## START Task input

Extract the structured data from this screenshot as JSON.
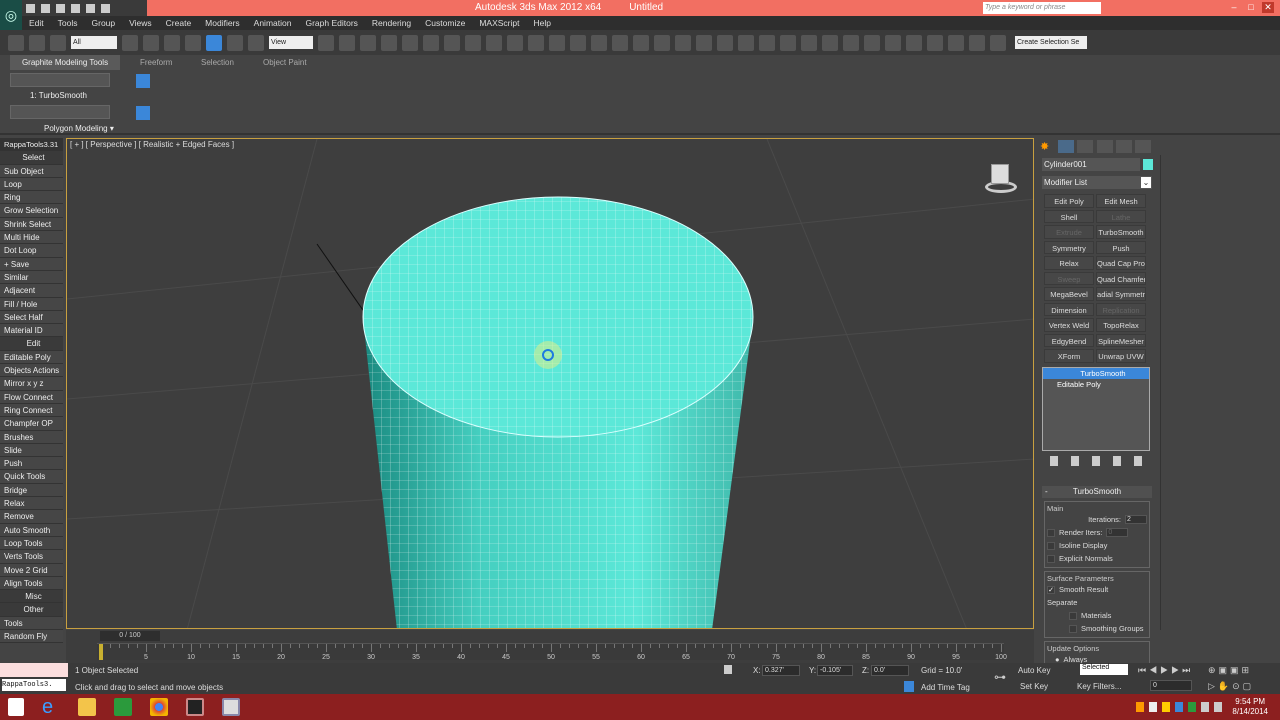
{
  "titlebar": {
    "app": "Autodesk 3ds Max  2012 x64",
    "doc": "Untitled",
    "search_placeholder": "Type a keyword or phrase"
  },
  "menu": [
    "Edit",
    "Tools",
    "Group",
    "Views",
    "Create",
    "Modifiers",
    "Animation",
    "Graph Editors",
    "Rendering",
    "Customize",
    "MAXScript",
    "Help"
  ],
  "toolbar": {
    "selection_filter": "All",
    "ref_coord": "View",
    "named_selection": "Create Selection Se"
  },
  "ribbon": {
    "tabs": [
      "Graphite Modeling Tools",
      "Freeform",
      "Selection",
      "Object Paint"
    ],
    "modifier_label": "1: TurboSmooth",
    "panel": "Polygon Modeling ▾"
  },
  "sidebar": {
    "items": [
      {
        "t": "RappaTools3.31",
        "k": "hdr"
      },
      {
        "t": "Select",
        "k": "sec"
      },
      {
        "t": "Sub Object"
      },
      {
        "t": "Loop"
      },
      {
        "t": "Ring"
      },
      {
        "t": "Grow Selection"
      },
      {
        "t": "Shrink Select"
      },
      {
        "t": "Multi Hide"
      },
      {
        "t": "Dot Loop"
      },
      {
        "t": "+ Save"
      },
      {
        "t": "Similar"
      },
      {
        "t": "Adjacent"
      },
      {
        "t": "Fill / Hole"
      },
      {
        "t": "Select Half"
      },
      {
        "t": "Material ID"
      },
      {
        "t": "Edit",
        "k": "sec"
      },
      {
        "t": "Editable Poly"
      },
      {
        "t": "Objects Actions"
      },
      {
        "t": "Mirror   x  y  z"
      },
      {
        "t": "Flow Connect"
      },
      {
        "t": "Ring Connect"
      },
      {
        "t": "Champfer OP"
      },
      {
        "t": "Brushes"
      },
      {
        "t": "Slide"
      },
      {
        "t": "Push"
      },
      {
        "t": "Quick Tools"
      },
      {
        "t": "Bridge"
      },
      {
        "t": "Relax"
      },
      {
        "t": "Remove"
      },
      {
        "t": "Auto Smooth"
      },
      {
        "t": "Loop Tools"
      },
      {
        "t": "Verts Tools"
      },
      {
        "t": "Move 2 Grid"
      },
      {
        "t": "Align Tools"
      },
      {
        "t": "Misc",
        "k": "sec"
      },
      {
        "t": "Other",
        "k": "sec"
      },
      {
        "t": "Tools"
      },
      {
        "t": "Random Fly"
      }
    ]
  },
  "viewport": {
    "label": "[ + ] [ Perspective ] [ Realistic + Edged Faces ]",
    "object_color": "#5ce8d8"
  },
  "command_panel": {
    "object_name": "Cylinder001",
    "modifier_list": "Modifier List",
    "buttons": [
      {
        "t": "Edit Poly"
      },
      {
        "t": "Edit Mesh"
      },
      {
        "t": "Shell"
      },
      {
        "t": "Lathe",
        "d": true
      },
      {
        "t": "Extrude",
        "d": true
      },
      {
        "t": "TurboSmooth"
      },
      {
        "t": "Symmetry"
      },
      {
        "t": "Push"
      },
      {
        "t": "Relax"
      },
      {
        "t": "Quad Cap Pro"
      },
      {
        "t": "Sweep",
        "d": true
      },
      {
        "t": "Quad Chamfer"
      },
      {
        "t": "MegaBevel"
      },
      {
        "t": "adial Symmetr"
      },
      {
        "t": "Dimension"
      },
      {
        "t": "Replication",
        "d": true
      },
      {
        "t": "Vertex Weld"
      },
      {
        "t": "TopoRelax"
      },
      {
        "t": "EdgyBend"
      },
      {
        "t": "SplineMesher"
      },
      {
        "t": "XForm"
      },
      {
        "t": "Unwrap UVW"
      }
    ],
    "stack": [
      "TurboSmooth",
      "Editable Poly"
    ],
    "rollout": {
      "title": "TurboSmooth",
      "collapse": "-",
      "main": "Main",
      "iterations_label": "Iterations:",
      "iterations": "2",
      "render_iters_label": "Render Iters:",
      "render_iters": "0",
      "isoline": "Isoline Display",
      "explicit": "Explicit Normals",
      "surface": "Surface Parameters",
      "smooth_result": "Smooth Result",
      "separate": "Separate",
      "materials": "Materials",
      "smoothing_groups": "Smoothing Groups",
      "update": "Update Options",
      "always": "Always"
    }
  },
  "timeline": {
    "frame": "0 / 100",
    "current": 0,
    "ticks": [
      "0",
      "5",
      "10",
      "15",
      "20",
      "25",
      "30",
      "35",
      "40",
      "45",
      "50",
      "55",
      "60",
      "65",
      "70",
      "75",
      "80",
      "85",
      "90",
      "95",
      "100"
    ]
  },
  "status": {
    "selected": "1 Object Selected",
    "prompt": "Click and drag to select and move objects",
    "listener": "RappaTools3.",
    "x_label": "X:",
    "x": "0.327'",
    "y_label": "Y:",
    "y": "-0.105'",
    "z_label": "Z:",
    "z": "0.0'",
    "grid": "Grid = 10.0'",
    "auto_key": "Auto Key",
    "key_mode": "Selected",
    "set_key": "Set Key",
    "key_filters": "Key Filters...",
    "frame_field": "0",
    "add_time_tag": "Add Time Tag"
  },
  "taskbar": {
    "time": "9:54 PM",
    "date": "8/14/2014"
  }
}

## END Task input

= Stated exercise =
Make a list of all lines in the data that contain "TurboSmooth".

= Response =
    "modifier_label": "1: TurboSmooth",
        "t": "TurboSmooth"
      "TurboSmooth",
      "title": "TurboSmooth",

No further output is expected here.